::: Records for this task
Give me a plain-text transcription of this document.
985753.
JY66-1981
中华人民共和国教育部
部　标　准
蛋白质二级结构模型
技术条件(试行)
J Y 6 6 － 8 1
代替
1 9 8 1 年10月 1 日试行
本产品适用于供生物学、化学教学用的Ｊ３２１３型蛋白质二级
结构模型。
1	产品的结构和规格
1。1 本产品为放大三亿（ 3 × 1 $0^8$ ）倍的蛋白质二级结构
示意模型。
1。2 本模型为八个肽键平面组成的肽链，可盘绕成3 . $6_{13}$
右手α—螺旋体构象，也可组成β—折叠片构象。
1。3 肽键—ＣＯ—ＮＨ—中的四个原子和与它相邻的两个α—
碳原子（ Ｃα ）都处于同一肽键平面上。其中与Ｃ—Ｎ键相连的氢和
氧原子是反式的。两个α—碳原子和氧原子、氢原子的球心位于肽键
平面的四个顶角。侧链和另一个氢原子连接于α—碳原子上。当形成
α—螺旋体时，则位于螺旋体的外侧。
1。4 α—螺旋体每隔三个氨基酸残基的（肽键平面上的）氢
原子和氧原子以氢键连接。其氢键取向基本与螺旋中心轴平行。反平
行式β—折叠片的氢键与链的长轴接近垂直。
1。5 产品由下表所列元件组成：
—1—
::::::
::: Records for this task
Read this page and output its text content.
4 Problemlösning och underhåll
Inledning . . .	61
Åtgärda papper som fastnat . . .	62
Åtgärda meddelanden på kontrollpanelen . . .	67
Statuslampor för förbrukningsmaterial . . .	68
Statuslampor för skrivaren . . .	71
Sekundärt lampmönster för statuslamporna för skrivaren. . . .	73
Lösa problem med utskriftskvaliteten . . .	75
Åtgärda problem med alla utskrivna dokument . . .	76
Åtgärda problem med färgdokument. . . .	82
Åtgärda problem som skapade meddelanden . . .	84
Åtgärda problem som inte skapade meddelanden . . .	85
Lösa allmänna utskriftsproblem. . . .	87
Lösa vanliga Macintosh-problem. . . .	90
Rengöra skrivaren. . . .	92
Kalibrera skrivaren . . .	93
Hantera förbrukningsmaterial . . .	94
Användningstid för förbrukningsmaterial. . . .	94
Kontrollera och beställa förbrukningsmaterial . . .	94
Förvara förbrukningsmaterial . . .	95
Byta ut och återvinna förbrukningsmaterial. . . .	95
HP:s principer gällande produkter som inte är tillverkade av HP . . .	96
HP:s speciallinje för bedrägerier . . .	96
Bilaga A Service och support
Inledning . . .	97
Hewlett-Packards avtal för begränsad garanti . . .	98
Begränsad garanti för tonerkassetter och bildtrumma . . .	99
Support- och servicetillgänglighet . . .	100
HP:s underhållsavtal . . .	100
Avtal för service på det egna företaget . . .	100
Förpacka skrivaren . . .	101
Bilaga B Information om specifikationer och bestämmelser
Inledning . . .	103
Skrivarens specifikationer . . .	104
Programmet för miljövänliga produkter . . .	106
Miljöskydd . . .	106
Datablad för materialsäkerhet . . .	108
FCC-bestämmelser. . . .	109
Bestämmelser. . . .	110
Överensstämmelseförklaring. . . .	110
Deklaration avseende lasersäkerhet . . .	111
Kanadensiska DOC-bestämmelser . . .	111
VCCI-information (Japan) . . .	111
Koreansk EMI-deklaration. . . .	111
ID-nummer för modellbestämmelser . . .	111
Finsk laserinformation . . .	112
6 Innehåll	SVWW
::::::
::: Records for this task
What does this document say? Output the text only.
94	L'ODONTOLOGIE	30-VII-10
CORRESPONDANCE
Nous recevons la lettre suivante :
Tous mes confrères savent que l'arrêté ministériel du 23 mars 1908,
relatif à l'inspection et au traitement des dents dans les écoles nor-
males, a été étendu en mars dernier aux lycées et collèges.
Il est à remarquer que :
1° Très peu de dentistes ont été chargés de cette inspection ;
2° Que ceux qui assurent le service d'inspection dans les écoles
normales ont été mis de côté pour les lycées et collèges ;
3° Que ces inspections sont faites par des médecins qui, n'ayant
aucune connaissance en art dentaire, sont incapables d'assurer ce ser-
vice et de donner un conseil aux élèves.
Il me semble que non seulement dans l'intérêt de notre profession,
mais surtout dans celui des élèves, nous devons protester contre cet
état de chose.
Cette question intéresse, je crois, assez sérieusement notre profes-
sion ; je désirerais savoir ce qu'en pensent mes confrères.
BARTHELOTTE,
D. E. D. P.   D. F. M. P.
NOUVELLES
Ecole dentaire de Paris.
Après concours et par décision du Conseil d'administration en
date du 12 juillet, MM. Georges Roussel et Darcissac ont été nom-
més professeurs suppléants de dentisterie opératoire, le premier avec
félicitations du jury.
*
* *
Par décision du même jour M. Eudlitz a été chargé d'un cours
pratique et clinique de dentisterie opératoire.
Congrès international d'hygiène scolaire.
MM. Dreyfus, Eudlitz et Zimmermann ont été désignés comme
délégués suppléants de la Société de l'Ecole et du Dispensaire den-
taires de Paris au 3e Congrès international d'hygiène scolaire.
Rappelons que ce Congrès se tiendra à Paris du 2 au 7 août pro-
::::::
▶ [Goal]
State the count of lines above containing the string "förbrukningsmaterial", and add nothing to it.

▶ [Response to the task]
6